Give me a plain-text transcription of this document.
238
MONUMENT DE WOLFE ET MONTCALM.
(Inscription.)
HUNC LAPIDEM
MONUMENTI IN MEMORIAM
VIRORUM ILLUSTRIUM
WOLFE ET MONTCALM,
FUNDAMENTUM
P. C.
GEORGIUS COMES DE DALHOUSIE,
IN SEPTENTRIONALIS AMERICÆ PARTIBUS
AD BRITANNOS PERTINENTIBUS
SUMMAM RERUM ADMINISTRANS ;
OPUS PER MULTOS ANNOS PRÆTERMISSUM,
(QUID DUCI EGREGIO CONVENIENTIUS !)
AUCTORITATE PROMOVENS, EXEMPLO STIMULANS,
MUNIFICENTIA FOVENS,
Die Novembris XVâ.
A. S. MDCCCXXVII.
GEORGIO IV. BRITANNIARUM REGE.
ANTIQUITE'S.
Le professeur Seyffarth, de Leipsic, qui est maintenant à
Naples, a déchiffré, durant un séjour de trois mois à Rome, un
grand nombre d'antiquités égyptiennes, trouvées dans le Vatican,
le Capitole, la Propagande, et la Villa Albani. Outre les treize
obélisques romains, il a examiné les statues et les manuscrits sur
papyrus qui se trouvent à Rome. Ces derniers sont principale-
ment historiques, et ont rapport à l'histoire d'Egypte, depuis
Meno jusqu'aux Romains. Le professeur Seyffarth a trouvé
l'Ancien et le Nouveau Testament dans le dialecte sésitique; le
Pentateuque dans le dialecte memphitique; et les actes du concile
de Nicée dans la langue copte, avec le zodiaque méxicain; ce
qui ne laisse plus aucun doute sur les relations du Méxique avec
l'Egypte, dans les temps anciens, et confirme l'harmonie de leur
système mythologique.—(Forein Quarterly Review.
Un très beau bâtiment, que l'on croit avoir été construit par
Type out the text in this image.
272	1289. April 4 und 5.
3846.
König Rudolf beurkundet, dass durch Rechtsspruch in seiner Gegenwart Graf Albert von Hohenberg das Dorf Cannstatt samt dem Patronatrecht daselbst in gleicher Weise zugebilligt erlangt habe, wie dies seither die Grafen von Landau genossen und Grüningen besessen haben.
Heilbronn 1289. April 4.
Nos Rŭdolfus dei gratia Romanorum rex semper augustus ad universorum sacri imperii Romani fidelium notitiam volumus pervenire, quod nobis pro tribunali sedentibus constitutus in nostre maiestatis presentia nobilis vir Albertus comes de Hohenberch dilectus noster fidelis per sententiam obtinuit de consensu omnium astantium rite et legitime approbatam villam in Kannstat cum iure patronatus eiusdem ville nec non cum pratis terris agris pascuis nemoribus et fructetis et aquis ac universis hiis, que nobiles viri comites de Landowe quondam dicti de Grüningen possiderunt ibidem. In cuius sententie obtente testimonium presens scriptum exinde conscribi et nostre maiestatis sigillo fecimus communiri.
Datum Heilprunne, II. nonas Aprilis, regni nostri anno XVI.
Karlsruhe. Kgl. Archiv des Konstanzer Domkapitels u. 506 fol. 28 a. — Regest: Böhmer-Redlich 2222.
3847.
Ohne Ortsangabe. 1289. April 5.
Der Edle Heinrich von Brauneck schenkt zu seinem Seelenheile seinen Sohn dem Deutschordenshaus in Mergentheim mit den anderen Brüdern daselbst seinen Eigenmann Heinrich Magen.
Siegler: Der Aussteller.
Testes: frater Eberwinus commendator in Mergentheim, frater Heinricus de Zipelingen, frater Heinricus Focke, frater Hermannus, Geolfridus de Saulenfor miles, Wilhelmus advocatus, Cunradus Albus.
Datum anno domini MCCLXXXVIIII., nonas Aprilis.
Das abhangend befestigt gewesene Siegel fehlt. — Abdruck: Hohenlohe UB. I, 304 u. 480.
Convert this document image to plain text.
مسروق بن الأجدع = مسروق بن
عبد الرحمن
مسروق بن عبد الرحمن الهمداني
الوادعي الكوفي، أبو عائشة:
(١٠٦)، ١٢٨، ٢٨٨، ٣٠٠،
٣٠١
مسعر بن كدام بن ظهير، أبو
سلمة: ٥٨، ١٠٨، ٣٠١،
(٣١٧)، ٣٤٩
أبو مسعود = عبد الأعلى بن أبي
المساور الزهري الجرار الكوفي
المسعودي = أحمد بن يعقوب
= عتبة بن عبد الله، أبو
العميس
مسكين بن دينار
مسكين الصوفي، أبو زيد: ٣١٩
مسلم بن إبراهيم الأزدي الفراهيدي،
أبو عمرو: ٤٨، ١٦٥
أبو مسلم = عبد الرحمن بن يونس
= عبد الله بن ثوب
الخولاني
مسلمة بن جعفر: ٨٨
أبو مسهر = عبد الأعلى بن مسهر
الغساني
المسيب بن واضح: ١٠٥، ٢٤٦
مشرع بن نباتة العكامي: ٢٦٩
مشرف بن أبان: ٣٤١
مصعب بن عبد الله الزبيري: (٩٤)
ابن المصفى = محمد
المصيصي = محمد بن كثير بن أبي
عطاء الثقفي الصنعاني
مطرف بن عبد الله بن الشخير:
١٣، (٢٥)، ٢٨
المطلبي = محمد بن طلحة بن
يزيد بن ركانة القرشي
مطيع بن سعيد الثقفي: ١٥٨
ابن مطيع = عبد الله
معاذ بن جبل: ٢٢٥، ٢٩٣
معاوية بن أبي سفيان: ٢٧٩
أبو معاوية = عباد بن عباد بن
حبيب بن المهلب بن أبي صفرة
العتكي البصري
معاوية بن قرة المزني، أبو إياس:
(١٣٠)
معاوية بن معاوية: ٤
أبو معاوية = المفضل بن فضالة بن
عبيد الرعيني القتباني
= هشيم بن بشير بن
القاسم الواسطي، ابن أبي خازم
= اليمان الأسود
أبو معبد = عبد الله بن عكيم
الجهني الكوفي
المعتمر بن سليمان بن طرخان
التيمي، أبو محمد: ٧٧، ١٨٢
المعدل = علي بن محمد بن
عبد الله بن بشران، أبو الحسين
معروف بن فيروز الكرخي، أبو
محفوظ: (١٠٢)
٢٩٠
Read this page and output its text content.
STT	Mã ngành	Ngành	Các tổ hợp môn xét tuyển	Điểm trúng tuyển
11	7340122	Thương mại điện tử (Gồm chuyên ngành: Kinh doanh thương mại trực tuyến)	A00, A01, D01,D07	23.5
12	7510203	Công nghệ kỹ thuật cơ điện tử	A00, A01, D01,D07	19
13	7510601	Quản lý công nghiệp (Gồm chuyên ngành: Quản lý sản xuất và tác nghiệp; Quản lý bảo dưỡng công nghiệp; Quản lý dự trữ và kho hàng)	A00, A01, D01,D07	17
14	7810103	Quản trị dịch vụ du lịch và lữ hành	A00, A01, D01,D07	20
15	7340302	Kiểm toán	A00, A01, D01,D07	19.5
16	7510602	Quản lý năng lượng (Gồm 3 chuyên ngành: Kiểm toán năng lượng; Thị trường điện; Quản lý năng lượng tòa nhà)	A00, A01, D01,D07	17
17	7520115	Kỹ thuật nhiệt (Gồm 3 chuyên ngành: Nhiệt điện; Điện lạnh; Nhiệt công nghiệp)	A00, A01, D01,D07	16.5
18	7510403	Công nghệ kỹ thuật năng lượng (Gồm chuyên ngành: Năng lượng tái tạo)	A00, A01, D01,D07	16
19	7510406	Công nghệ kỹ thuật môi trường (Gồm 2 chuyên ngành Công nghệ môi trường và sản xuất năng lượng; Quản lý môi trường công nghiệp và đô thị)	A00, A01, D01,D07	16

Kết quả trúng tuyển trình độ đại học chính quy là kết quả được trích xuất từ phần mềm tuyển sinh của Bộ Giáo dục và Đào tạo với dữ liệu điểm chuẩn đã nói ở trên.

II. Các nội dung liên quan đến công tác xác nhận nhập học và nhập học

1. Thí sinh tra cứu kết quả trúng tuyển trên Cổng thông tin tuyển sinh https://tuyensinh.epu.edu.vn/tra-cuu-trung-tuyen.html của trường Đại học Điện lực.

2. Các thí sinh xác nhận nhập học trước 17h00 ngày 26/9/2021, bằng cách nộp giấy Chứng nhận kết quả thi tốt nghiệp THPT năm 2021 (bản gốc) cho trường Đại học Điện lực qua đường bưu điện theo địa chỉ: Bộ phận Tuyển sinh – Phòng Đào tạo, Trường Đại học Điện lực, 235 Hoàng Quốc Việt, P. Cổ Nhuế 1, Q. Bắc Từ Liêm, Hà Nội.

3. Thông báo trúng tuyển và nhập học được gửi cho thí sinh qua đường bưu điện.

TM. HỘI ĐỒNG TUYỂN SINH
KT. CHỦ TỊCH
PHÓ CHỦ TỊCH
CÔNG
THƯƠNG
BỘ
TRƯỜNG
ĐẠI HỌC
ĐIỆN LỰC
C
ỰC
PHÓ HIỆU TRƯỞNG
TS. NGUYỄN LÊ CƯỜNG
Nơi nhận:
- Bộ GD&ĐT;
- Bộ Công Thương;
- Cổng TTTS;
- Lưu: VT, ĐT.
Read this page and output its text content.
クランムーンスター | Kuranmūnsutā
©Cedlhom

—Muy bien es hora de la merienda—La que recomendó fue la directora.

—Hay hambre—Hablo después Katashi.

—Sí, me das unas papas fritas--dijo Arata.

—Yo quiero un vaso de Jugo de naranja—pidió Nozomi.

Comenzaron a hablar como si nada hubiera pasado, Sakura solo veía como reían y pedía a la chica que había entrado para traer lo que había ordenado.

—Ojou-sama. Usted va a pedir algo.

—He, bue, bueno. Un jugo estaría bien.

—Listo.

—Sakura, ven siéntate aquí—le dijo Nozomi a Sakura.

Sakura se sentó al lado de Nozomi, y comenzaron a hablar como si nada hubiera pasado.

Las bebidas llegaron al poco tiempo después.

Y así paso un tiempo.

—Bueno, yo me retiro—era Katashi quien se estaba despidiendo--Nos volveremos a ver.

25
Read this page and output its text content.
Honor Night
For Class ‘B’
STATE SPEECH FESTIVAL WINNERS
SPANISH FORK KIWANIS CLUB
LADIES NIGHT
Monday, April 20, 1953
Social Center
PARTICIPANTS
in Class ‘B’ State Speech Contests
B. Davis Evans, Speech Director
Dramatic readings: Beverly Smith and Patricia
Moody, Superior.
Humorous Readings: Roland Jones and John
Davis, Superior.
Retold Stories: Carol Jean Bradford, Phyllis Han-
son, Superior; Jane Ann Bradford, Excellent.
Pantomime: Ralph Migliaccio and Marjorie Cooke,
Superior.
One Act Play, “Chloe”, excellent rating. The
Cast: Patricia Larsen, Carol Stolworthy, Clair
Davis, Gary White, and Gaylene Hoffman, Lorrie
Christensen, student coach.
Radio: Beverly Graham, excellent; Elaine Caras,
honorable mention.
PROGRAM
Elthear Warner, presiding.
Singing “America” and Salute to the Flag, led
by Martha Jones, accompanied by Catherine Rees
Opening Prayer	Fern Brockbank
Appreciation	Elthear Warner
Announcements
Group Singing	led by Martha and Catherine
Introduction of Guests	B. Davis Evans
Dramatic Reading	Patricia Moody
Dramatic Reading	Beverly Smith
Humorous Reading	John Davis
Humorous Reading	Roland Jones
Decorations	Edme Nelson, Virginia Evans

++++++++

- PROBLEM
Among the entries above, identify all lines with "Quản" and copy them.

- RESPONSE
13	7510601	Quản lý công nghiệp (Gồm chuyên ngành: Quản lý sản xuất và tác nghiệp; Quản lý bảo dưỡng công nghiệp; Quản lý dự trữ và kho hàng)	A00, A01, D01,D07	17
14	7810103	Quản trị dịch vụ du lịch và lữ hành	A00, A01, D01,D07	20
16	7510602	Quản lý năng lượng (Gồm 3 chuyên ngành: Kiểm toán năng lượng; Thị trường điện; Quản lý năng lượng tòa nhà)	A00, A01, D01,D07	17
19	7510406	Công nghệ kỹ thuật môi trường (Gồm 2 chuyên ngành Công nghệ môi trường và sản xuất năng lượng; Quản lý môi trường công nghiệp và đô thị)	A00, A01, D01,D07	16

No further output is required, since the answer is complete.